Determine how many lines of the records include "text", and answer with the number alone.

# Data rows
..............................

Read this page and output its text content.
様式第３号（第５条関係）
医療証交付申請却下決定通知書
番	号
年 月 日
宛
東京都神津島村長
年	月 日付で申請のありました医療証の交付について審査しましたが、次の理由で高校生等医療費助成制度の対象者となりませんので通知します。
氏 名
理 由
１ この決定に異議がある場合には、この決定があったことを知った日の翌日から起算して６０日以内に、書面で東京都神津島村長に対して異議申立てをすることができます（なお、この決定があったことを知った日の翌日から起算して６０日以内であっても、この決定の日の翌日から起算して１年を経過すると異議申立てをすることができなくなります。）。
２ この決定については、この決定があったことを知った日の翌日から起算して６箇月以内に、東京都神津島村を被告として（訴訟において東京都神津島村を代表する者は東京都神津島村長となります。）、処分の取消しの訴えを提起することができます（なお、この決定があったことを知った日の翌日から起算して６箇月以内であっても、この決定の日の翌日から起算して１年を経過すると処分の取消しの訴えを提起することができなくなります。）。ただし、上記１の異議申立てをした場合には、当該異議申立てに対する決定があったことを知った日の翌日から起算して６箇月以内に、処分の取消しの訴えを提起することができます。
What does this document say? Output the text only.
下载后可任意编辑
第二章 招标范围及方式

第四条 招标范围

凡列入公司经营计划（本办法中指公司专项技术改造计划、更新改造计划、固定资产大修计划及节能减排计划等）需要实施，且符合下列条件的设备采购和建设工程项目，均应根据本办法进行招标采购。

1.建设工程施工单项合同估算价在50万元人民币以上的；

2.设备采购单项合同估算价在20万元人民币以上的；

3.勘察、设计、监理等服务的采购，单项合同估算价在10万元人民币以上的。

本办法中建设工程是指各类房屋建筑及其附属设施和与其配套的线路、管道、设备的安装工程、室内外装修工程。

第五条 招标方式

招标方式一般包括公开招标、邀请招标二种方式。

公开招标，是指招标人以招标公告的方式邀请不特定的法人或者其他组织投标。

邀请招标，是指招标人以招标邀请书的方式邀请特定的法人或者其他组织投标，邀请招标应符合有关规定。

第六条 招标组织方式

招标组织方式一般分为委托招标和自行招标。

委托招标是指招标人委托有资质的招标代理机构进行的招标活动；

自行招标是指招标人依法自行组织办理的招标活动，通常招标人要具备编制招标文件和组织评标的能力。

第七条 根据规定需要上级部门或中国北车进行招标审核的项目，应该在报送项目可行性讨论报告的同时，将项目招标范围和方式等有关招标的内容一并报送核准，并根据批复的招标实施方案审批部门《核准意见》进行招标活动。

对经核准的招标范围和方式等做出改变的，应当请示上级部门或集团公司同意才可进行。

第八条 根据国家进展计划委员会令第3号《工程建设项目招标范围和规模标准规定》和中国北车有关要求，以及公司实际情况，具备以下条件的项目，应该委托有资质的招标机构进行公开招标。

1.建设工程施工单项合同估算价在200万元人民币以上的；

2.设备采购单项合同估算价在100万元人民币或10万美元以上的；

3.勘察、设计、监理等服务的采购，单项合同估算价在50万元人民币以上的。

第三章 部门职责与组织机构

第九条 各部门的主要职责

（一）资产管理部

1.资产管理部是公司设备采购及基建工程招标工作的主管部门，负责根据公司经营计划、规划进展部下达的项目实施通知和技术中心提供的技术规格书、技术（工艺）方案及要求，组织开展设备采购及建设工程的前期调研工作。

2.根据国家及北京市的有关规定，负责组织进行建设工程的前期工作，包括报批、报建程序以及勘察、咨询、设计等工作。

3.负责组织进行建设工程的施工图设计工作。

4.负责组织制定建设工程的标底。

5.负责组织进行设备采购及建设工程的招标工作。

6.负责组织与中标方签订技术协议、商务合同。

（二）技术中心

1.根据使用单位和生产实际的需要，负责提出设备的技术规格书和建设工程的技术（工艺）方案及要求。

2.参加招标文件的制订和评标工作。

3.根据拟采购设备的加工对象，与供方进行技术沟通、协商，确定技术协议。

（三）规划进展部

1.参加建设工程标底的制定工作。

..............................

# Result of the exercise
2